▶ Aim
Could you write out every record below exactly, leaving out any pictures?

Figure record listings
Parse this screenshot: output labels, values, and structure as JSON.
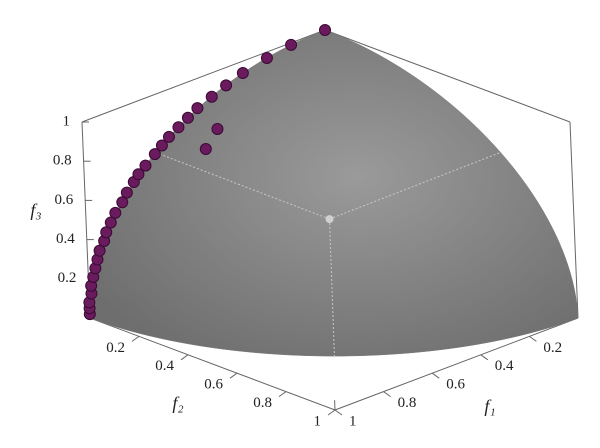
{
  "chart_data": {
    "type": "scatter3d",
    "x_label": "f₁",
    "y_label": "f₂",
    "z_label": "f₃",
    "xlim": [
      0,
      1
    ],
    "ylim": [
      0,
      1
    ],
    "zlim": [
      0,
      1
    ],
    "xticks": [
      0.2,
      0.4,
      0.6,
      0.8,
      1
    ],
    "yticks": [
      0.2,
      0.4,
      0.6,
      0.8,
      1
    ],
    "zticks": [
      0.2,
      0.4,
      0.6,
      0.8,
      1
    ],
    "surface_color": "#8c8c8c",
    "series": [
      {
        "color": "#6a1b5e",
        "x": [
          1.0,
          1.0,
          1.0,
          0.99,
          0.99,
          0.98,
          0.97,
          0.96,
          0.95,
          0.93,
          0.92,
          0.9,
          0.88,
          0.85,
          0.83,
          0.8,
          0.78,
          0.75,
          0.71,
          0.68,
          0.65,
          0.61,
          0.57,
          0.53,
          0.47,
          0.41,
          0.34,
          0.24,
          0.14,
          0.0,
          0.55,
          0.62
        ],
        "y": [
          0,
          0,
          0,
          0,
          0,
          0,
          0,
          0,
          0,
          0,
          0,
          0,
          0,
          0,
          0,
          0,
          0,
          0,
          0,
          0,
          0,
          0,
          0,
          0,
          0,
          0,
          0,
          0,
          0,
          0,
          0.1,
          0.12
        ],
        "z": [
          0.02,
          0.05,
          0.08,
          0.12,
          0.16,
          0.2,
          0.24,
          0.28,
          0.32,
          0.36,
          0.4,
          0.44,
          0.48,
          0.52,
          0.56,
          0.6,
          0.63,
          0.66,
          0.7,
          0.73,
          0.76,
          0.79,
          0.82,
          0.85,
          0.88,
          0.91,
          0.94,
          0.97,
          0.99,
          1.0,
          0.8,
          0.74
        ]
      }
    ]
  }
}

▶ Solution for this exercise
Parse this screenshot: output labels, values, and structure as JSON.
{
  "chart_data": {
    "type": "scatter3d",
    "x_label": "f₁",
    "y_label": "f₂",
    "z_label": "f₃",
    "xlim": [
      0,
      1
    ],
    "ylim": [
      0,
      1
    ],
    "zlim": [
      0,
      1
    ],
    "xticks": [
      0.2,
      0.4,
      0.6,
      0.8,
      1
    ],
    "yticks": [
      0.2,
      0.4,
      0.6,
      0.8,
      1
    ],
    "zticks": [
      0.2,
      0.4,
      0.6,
      0.8,
      1
    ],
    "surface_color": "#8c8c8c",
    "series": [
      {
        "color": "#6a1b5e",
        "x": [
          1.0,
          1.0,
          1.0,
          0.99,
          0.99,
          0.98,
          0.97,
          0.96,
          0.95,
          0.93,
          0.92,
          0.9,
          0.88,
          0.85,
          0.83,
          0.8,
          0.78,
          0.75,
          0.71,
          0.68,
          0.65,
          0.61,
          0.57,
          0.53,
          0.47,
          0.41,
          0.34,
          0.24,
          0.14,
          0.0,
          0.55,
          0.62
        ],
        "y": [
          0,
          0,
          0,
          0,
          0,
          0,
          0,
          0,
          0,
          0,
          0,
          0,
          0,
          0,
          0,
          0,
          0,
          0,
          0,
          0,
          0,
          0,
          0,
          0,
          0,
          0,
          0,
          0,
          0,
          0,
          0.1,
          0.12
        ],
        "z": [
          0.02,
          0.05,
          0.08,
          0.12,
          0.16,
          0.2,
          0.24,
          0.28,
          0.32,
          0.36,
          0.4,
          0.44,
          0.48,
          0.52,
          0.56,
          0.6,
          0.63,
          0.66,
          0.7,
          0.73,
          0.76,
          0.79,
          0.82,
          0.85,
          0.88,
          0.91,
          0.94,
          0.97,
          0.99,
          1.0,
          0.8,
          0.74
        ]
      }
    ]
  }
}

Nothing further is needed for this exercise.